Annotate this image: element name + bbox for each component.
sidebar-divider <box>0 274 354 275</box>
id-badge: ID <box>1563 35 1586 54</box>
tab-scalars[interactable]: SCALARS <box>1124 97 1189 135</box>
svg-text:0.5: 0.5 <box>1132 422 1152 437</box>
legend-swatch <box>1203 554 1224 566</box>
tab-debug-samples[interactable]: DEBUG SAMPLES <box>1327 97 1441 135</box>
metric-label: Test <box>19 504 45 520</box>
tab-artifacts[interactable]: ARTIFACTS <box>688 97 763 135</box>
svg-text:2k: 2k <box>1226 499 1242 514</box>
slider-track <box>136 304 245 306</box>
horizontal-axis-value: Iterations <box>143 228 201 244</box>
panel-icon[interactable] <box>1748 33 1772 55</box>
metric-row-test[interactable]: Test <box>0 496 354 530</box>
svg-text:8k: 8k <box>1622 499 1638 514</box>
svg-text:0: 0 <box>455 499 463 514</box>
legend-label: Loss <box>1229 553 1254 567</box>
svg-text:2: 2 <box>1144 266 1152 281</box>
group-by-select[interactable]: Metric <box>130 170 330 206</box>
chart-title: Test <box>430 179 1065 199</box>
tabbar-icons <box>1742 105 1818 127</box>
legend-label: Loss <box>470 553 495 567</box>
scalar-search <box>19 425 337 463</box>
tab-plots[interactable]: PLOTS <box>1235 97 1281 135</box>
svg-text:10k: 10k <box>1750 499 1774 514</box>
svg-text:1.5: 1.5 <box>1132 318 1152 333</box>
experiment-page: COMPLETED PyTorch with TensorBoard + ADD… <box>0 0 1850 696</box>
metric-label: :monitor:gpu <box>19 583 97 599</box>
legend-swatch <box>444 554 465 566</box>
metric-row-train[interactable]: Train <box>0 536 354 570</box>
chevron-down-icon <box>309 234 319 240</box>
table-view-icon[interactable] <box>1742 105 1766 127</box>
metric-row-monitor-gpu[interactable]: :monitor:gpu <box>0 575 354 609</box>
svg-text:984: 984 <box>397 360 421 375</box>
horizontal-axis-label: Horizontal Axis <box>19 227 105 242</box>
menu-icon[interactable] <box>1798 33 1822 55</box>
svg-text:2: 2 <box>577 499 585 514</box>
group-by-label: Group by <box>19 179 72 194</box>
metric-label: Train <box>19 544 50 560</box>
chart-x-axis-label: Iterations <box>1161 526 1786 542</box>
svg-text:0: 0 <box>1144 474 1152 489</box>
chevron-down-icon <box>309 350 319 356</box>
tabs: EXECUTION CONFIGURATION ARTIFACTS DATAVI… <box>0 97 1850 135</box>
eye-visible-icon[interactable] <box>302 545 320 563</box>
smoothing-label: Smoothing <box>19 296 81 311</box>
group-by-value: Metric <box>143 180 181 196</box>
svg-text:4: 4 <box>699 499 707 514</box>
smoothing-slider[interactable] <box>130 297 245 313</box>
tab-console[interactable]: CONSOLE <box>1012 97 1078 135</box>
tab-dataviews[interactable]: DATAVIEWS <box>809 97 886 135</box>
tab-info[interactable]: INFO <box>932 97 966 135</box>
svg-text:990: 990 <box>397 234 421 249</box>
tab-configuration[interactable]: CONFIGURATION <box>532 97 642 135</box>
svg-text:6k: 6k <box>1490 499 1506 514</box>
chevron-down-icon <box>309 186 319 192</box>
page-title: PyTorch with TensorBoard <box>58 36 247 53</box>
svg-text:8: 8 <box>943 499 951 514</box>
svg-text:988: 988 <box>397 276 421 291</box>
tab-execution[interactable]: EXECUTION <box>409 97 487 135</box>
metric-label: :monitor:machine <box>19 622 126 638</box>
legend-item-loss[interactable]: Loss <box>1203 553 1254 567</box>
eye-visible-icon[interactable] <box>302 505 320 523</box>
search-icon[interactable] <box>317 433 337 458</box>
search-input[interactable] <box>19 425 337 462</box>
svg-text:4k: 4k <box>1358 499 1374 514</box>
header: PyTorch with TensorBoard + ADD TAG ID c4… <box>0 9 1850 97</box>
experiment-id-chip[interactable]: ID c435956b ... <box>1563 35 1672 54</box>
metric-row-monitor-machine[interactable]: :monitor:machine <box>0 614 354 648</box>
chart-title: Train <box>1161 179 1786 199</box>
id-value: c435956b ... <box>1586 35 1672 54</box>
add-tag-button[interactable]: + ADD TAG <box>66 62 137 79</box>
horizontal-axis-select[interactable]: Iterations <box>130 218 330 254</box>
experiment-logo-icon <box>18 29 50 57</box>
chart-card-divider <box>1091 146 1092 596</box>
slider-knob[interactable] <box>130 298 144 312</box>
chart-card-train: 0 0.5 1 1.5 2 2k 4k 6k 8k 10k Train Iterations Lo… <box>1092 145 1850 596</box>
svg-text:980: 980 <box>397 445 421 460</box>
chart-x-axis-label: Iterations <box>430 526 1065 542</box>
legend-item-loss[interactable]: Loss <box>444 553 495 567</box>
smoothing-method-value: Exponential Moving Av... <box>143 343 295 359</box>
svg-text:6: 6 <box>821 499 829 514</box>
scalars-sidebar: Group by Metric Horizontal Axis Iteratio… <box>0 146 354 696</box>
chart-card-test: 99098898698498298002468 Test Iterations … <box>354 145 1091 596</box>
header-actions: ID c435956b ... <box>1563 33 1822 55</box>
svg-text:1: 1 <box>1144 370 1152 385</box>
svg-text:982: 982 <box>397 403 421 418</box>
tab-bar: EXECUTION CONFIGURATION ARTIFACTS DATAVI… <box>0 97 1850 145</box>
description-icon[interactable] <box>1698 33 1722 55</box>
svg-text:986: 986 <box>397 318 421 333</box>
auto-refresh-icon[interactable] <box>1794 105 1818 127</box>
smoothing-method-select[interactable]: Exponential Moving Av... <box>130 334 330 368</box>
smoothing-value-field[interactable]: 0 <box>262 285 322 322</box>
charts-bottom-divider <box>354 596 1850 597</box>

============

Problem statement → Reproduce the lines above, swapping "Horizontal Axis" for "X-Axis" wherever it appears and keeping everything else unchanged.

Result of this exercise →
Annotate this image: element name + bbox for each component.
sidebar-divider <box>0 274 354 275</box>
id-badge: ID <box>1563 35 1586 54</box>
tab-scalars[interactable]: SCALARS <box>1124 97 1189 135</box>
svg-text:0.5: 0.5 <box>1132 422 1152 437</box>
legend-swatch <box>1203 554 1224 566</box>
tab-debug-samples[interactable]: DEBUG SAMPLES <box>1327 97 1441 135</box>
metric-label: Test <box>19 504 45 520</box>
tab-artifacts[interactable]: ARTIFACTS <box>688 97 763 135</box>
svg-text:2k: 2k <box>1226 499 1242 514</box>
slider-track <box>136 304 245 306</box>
horizontal-axis-value: Iterations <box>143 228 201 244</box>
panel-icon[interactable] <box>1748 33 1772 55</box>
metric-row-test[interactable]: Test <box>0 496 354 530</box>
svg-text:8k: 8k <box>1622 499 1638 514</box>
svg-text:0: 0 <box>455 499 463 514</box>
legend-label: Loss <box>1229 553 1254 567</box>
svg-text:2: 2 <box>1144 266 1152 281</box>
group-by-select[interactable]: Metric <box>130 170 330 206</box>
chart-title: Test <box>430 179 1065 199</box>
tabbar-icons <box>1742 105 1818 127</box>
legend-label: Loss <box>470 553 495 567</box>
scalar-search <box>19 425 337 463</box>
tab-plots[interactable]: PLOTS <box>1235 97 1281 135</box>
svg-text:10k: 10k <box>1750 499 1774 514</box>
svg-text:1.5: 1.5 <box>1132 318 1152 333</box>
experiment-page: COMPLETED PyTorch with TensorBoard + ADD… <box>0 0 1850 696</box>
metric-label: :monitor:gpu <box>19 583 97 599</box>
legend-swatch <box>444 554 465 566</box>
metric-row-train[interactable]: Train <box>0 536 354 570</box>
chevron-down-icon <box>309 234 319 240</box>
table-view-icon[interactable] <box>1742 105 1766 127</box>
metric-row-monitor-gpu[interactable]: :monitor:gpu <box>0 575 354 609</box>
svg-text:984: 984 <box>397 360 421 375</box>
horizontal-axis-label: X-Axis <box>19 227 105 242</box>
menu-icon[interactable] <box>1798 33 1822 55</box>
svg-text:2: 2 <box>577 499 585 514</box>
group-by-label: Group by <box>19 179 72 194</box>
metric-label: Train <box>19 544 50 560</box>
chart-x-axis-label: Iterations <box>1161 526 1786 542</box>
svg-text:0: 0 <box>1144 474 1152 489</box>
chevron-down-icon <box>309 350 319 356</box>
tabs: EXECUTION CONFIGURATION ARTIFACTS DATAVI… <box>0 97 1850 135</box>
eye-visible-icon[interactable] <box>302 545 320 563</box>
smoothing-label: Smoothing <box>19 296 81 311</box>
group-by-value: Metric <box>143 180 181 196</box>
svg-text:4: 4 <box>699 499 707 514</box>
smoothing-slider[interactable] <box>130 297 245 313</box>
tab-console[interactable]: CONSOLE <box>1012 97 1078 135</box>
tab-dataviews[interactable]: DATAVIEWS <box>809 97 886 135</box>
tab-info[interactable]: INFO <box>932 97 966 135</box>
svg-text:990: 990 <box>397 234 421 249</box>
tab-configuration[interactable]: CONFIGURATION <box>532 97 642 135</box>
svg-text:6k: 6k <box>1490 499 1506 514</box>
chevron-down-icon <box>309 186 319 192</box>
page-title: PyTorch with TensorBoard <box>58 36 247 53</box>
svg-text:8: 8 <box>943 499 951 514</box>
svg-text:988: 988 <box>397 276 421 291</box>
tab-execution[interactable]: EXECUTION <box>409 97 487 135</box>
metric-label: :monitor:machine <box>19 622 126 638</box>
legend-item-loss[interactable]: Loss <box>1203 553 1254 567</box>
eye-visible-icon[interactable] <box>302 505 320 523</box>
search-icon[interactable] <box>317 433 337 458</box>
search-input[interactable] <box>19 425 337 462</box>
svg-text:4k: 4k <box>1358 499 1374 514</box>
header: PyTorch with TensorBoard + ADD TAG ID c4… <box>0 9 1850 97</box>
experiment-id-chip[interactable]: ID c435956b ... <box>1563 35 1672 54</box>
metric-row-monitor-machine[interactable]: :monitor:machine <box>0 614 354 648</box>
chart-title: Train <box>1161 179 1786 199</box>
id-value: c435956b ... <box>1586 35 1672 54</box>
add-tag-button[interactable]: + ADD TAG <box>66 62 137 79</box>
horizontal-axis-select[interactable]: Iterations <box>130 218 330 254</box>
experiment-logo-icon <box>18 29 50 57</box>
chart-card-divider <box>1091 146 1092 596</box>
slider-knob[interactable] <box>130 298 144 312</box>
chart-card-train: 0 0.5 1 1.5 2 2k 4k 6k 8k 10k Train Iterations Lo… <box>1092 145 1850 596</box>
svg-text:980: 980 <box>397 445 421 460</box>
chart-x-axis-label: Iterations <box>430 526 1065 542</box>
legend-item-loss[interactable]: Loss <box>444 553 495 567</box>
smoothing-method-value: Exponential Moving Av... <box>143 343 295 359</box>
svg-text:6: 6 <box>821 499 829 514</box>
scalars-sidebar: Group by Metric X-Axis Iteratio… <box>0 146 354 696</box>
chart-card-test: 99098898698498298002468 Test Iterations … <box>354 145 1091 596</box>
header-actions: ID c435956b ... <box>1563 33 1822 55</box>
svg-text:1: 1 <box>1144 370 1152 385</box>
svg-text:982: 982 <box>397 403 421 418</box>
tab-bar: EXECUTION CONFIGURATION ARTIFACTS DATAVI… <box>0 97 1850 145</box>
description-icon[interactable] <box>1698 33 1722 55</box>
svg-text:986: 986 <box>397 318 421 333</box>
auto-refresh-icon[interactable] <box>1794 105 1818 127</box>
smoothing-method-select[interactable]: Exponential Moving Av... <box>130 334 330 368</box>
smoothing-value-field[interactable]: 0 <box>262 285 322 322</box>
charts-bottom-divider <box>354 596 1850 597</box>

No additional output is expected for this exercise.